___ DATA

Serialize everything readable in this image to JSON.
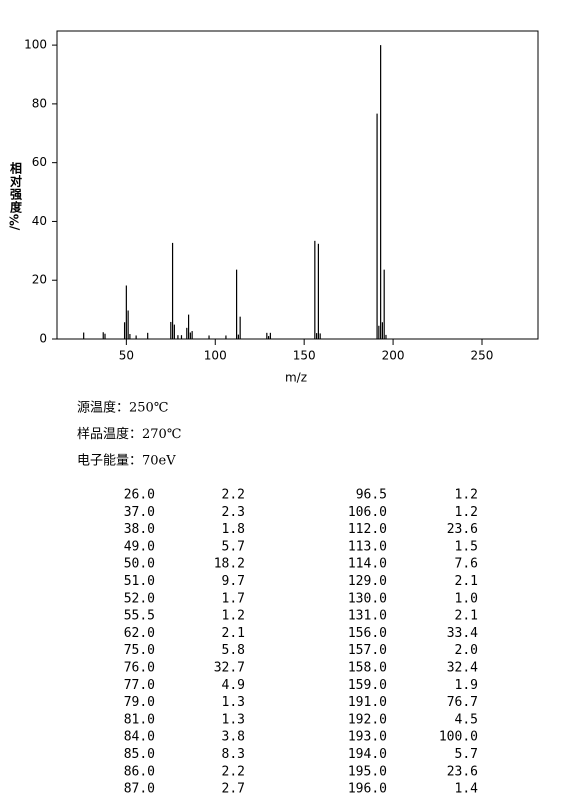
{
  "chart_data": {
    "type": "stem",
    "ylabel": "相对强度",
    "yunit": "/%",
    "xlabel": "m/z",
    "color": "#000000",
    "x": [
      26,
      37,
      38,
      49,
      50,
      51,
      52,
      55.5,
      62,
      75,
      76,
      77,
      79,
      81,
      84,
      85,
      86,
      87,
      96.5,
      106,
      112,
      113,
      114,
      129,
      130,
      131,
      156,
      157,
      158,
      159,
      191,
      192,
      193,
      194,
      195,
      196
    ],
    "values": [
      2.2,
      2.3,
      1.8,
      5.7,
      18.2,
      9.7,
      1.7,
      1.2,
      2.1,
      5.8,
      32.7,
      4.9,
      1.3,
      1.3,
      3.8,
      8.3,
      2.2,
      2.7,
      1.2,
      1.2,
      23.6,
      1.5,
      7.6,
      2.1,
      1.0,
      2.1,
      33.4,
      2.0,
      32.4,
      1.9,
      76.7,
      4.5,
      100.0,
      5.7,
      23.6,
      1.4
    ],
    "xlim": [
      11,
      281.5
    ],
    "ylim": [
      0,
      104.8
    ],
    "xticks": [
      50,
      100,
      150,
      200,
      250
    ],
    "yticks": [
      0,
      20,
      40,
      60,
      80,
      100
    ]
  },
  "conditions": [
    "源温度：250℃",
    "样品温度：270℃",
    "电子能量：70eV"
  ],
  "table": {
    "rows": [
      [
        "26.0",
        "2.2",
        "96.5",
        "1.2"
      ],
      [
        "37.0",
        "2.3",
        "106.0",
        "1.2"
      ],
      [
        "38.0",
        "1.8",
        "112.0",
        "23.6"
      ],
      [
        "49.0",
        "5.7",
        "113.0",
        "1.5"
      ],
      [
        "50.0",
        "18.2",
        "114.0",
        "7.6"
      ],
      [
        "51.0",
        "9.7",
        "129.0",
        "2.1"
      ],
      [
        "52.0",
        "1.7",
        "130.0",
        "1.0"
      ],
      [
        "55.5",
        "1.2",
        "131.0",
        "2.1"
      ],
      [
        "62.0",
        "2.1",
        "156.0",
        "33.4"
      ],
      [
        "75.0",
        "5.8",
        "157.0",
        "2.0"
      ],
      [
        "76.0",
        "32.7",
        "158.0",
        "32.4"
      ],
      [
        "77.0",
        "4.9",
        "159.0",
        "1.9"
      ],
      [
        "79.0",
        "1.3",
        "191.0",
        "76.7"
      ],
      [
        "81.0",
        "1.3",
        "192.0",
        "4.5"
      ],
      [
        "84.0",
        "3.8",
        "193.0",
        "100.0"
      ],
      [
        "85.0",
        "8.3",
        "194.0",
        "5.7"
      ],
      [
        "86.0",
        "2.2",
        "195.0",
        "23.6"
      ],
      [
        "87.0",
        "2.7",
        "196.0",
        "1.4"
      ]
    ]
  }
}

______

THE PROBLEM: Set down every entry word for word, but omit the pictures.

WRITTEN RESPONSE:
Serialize everything readable in this image to JSON.
{
  "chart_data": {
    "type": "stem",
    "ylabel": "相对强度",
    "yunit": "/%",
    "xlabel": "m/z",
    "color": "#000000",
    "x": [
      26,
      37,
      38,
      49,
      50,
      51,
      52,
      55.5,
      62,
      75,
      76,
      77,
      79,
      81,
      84,
      85,
      86,
      87,
      96.5,
      106,
      112,
      113,
      114,
      129,
      130,
      131,
      156,
      157,
      158,
      159,
      191,
      192,
      193,
      194,
      195,
      196
    ],
    "values": [
      2.2,
      2.3,
      1.8,
      5.7,
      18.2,
      9.7,
      1.7,
      1.2,
      2.1,
      5.8,
      32.7,
      4.9,
      1.3,
      1.3,
      3.8,
      8.3,
      2.2,
      2.7,
      1.2,
      1.2,
      23.6,
      1.5,
      7.6,
      2.1,
      1.0,
      2.1,
      33.4,
      2.0,
      32.4,
      1.9,
      76.7,
      4.5,
      100.0,
      5.7,
      23.6,
      1.4
    ],
    "xlim": [
      11,
      281.5
    ],
    "ylim": [
      0,
      104.8
    ],
    "xticks": [
      50,
      100,
      150,
      200,
      250
    ],
    "yticks": [
      0,
      20,
      40,
      60,
      80,
      100
    ]
  },
  "conditions": [
    "源温度：250℃",
    "样品温度：270℃",
    "电子能量：70eV"
  ],
  "table": {
    "rows": [
      [
        "26.0",
        "2.2",
        "96.5",
        "1.2"
      ],
      [
        "37.0",
        "2.3",
        "106.0",
        "1.2"
      ],
      [
        "38.0",
        "1.8",
        "112.0",
        "23.6"
      ],
      [
        "49.0",
        "5.7",
        "113.0",
        "1.5"
      ],
      [
        "50.0",
        "18.2",
        "114.0",
        "7.6"
      ],
      [
        "51.0",
        "9.7",
        "129.0",
        "2.1"
      ],
      [
        "52.0",
        "1.7",
        "130.0",
        "1.0"
      ],
      [
        "55.5",
        "1.2",
        "131.0",
        "2.1"
      ],
      [
        "62.0",
        "2.1",
        "156.0",
        "33.4"
      ],
      [
        "75.0",
        "5.8",
        "157.0",
        "2.0"
      ],
      [
        "76.0",
        "32.7",
        "158.0",
        "32.4"
      ],
      [
        "77.0",
        "4.9",
        "159.0",
        "1.9"
      ],
      [
        "79.0",
        "1.3",
        "191.0",
        "76.7"
      ],
      [
        "81.0",
        "1.3",
        "192.0",
        "4.5"
      ],
      [
        "84.0",
        "3.8",
        "193.0",
        "100.0"
      ],
      [
        "85.0",
        "8.3",
        "194.0",
        "5.7"
      ],
      [
        "86.0",
        "2.2",
        "195.0",
        "23.6"
      ],
      [
        "87.0",
        "2.7",
        "196.0",
        "1.4"
      ]
    ]
  }
}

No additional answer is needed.